**WHAT TO WORK ON:** Your task is to restate the data word for word.

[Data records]
____________________
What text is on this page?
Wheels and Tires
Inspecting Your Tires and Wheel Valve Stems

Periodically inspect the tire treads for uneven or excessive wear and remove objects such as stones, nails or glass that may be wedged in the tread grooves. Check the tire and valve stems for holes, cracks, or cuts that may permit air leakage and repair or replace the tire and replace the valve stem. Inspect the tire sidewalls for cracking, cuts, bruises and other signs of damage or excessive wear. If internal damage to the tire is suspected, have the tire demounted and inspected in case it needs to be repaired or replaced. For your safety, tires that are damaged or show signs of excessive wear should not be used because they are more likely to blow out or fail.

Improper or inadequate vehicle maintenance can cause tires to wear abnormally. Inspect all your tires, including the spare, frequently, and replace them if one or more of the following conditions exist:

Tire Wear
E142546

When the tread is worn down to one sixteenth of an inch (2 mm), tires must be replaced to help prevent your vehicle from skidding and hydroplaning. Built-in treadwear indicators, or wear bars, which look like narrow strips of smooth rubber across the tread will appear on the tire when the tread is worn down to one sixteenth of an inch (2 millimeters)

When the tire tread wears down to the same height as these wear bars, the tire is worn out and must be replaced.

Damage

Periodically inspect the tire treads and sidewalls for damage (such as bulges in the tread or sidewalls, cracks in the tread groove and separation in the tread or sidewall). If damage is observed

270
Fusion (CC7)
____________________
**COMPLETE OUTPUT:**
What text is on this page?
Wheels and Tires
Inspecting Your Tires and Wheel Valve Stems

Periodically inspect the tire treads for uneven or excessive wear and remove objects such as stones, nails or glass that may be wedged in the tread grooves. Check the tire and valve stems for holes, cracks, or cuts that may permit air leakage and repair or replace the tire and replace the valve stem. Inspect the tire sidewalls for cracking, cuts, bruises and other signs of damage or excessive wear. If internal damage to the tire is suspected, have the tire demounted and inspected in case it needs to be repaired or replaced. For your safety, tires that are damaged or show signs of excessive wear should not be used because they are more likely to blow out or fail.

Improper or inadequate vehicle maintenance can cause tires to wear abnormally. Inspect all your tires, including the spare, frequently, and replace them if one or more of the following conditions exist:

Tire Wear
E142546

When the tread is worn down to one sixteenth of an inch (2 mm), tires must be replaced to help prevent your vehicle from skidding and hydroplaning. Built-in treadwear indicators, or wear bars, which look like narrow strips of smooth rubber across the tread will appear on the tire when the tread is worn down to one sixteenth of an inch (2 millimeters)

When the tire tread wears down to the same height as these wear bars, the tire is worn out and must be replaced.

Damage

Periodically inspect the tire treads and sidewalls for damage (such as bulges in the tread or sidewalls, cracks in the tread groove and separation in the tread or sidewall). If damage is observed

270
Fusion (CC7)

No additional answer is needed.